- [Exercise details]
In the lines below, look for "annotation". Copy each line where it appears.

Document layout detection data
══════════

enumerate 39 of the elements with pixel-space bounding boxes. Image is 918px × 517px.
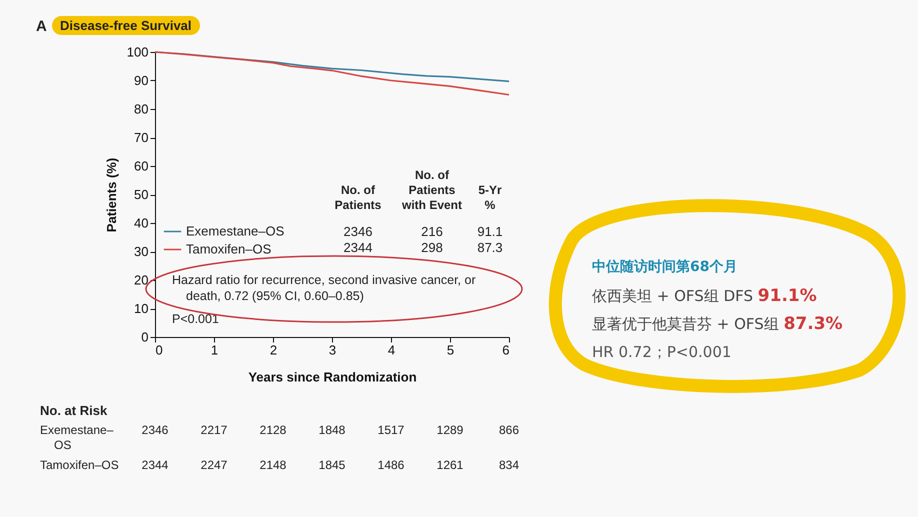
y-tick-label: 50 — [134, 187, 148, 202]
annotation: No. of Patients with Event — [402, 168, 462, 213]
text: Exemestane–OS 2346 2217 2128 1848 1517 1289 866 — [40, 423, 520, 452]
annotation: P<0.001 — [172, 312, 219, 326]
y-tick-label: 90 — [134, 73, 148, 88]
y-tick-label: 40 — [134, 216, 148, 230]
y-tick-label: 30 — [134, 244, 148, 259]
x-tick-label: 3 — [328, 342, 336, 358]
text: HR 0.72；P<0.001 — [592, 343, 732, 362]
annotation: Hazard ratio for recurrence, second invasive cancer, or death, 0.72 (95% CI, 0.60–0.85) — [172, 272, 477, 304]
text: Tamoxifen–OS 2344 2247 2148 1845 1486 1261 834 — [40, 458, 520, 472]
y-tick-label: 10 — [134, 301, 148, 316]
text: A — [36, 18, 47, 35]
text: No. at Risk — [40, 403, 108, 418]
text: 依西美坦 + OFS组 DFS 91.1% — [592, 286, 817, 306]
text: 显著优于他莫昔芬 + OFS组 87.3% — [592, 314, 843, 334]
text: 中位随访时间第68个月 — [592, 258, 738, 276]
x-tick-label: 1 — [210, 342, 218, 358]
legend-label: Exemestane–OS — [186, 224, 285, 238]
y-tick-label: 0 — [141, 330, 148, 344]
legend-label: Tamoxifen–OS — [186, 242, 272, 256]
x-axis-title: Years since Randomization — [248, 370, 417, 384]
y-axis-title: Patients (%) — [104, 158, 119, 232]
y-tick-label: 60 — [134, 158, 148, 174]
annotation: No. of Patients — [334, 183, 382, 213]
x-tick-label: 0 — [156, 342, 163, 358]
text: 2344 298 87.3 — [344, 240, 503, 255]
x-tick-label: 2 — [270, 342, 278, 358]
x-tick-label: 5 — [446, 342, 454, 358]
text: 2346 216 91.1 — [344, 224, 503, 239]
line-series — [154, 51, 510, 96]
y-tick-label: 80 — [134, 102, 148, 116]
y-tick-label: 70 — [134, 130, 148, 145]
y-tick-label: 20 — [134, 272, 148, 288]
chart-title: Disease-free Survival — [52, 16, 200, 35]
x-tick-label: 4 — [388, 342, 396, 358]
x-tick-label: 6 — [502, 342, 510, 358]
y-tick-label: 100 — [126, 44, 148, 60]
annotation: 5-Yr % — [477, 183, 503, 213]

══════════

- [Answer space]
annotation: No. of Patients with Event — [402, 168, 462, 213]
annotation: P<0.001 — [172, 312, 219, 326]
annotation: Hazard ratio for recurrence, second invasive cancer, or death, 0.72 (95% CI, 0.60–0.85) — [172, 272, 477, 304]
annotation: No. of Patients — [334, 183, 382, 213]
annotation: 5-Yr % — [477, 183, 503, 213]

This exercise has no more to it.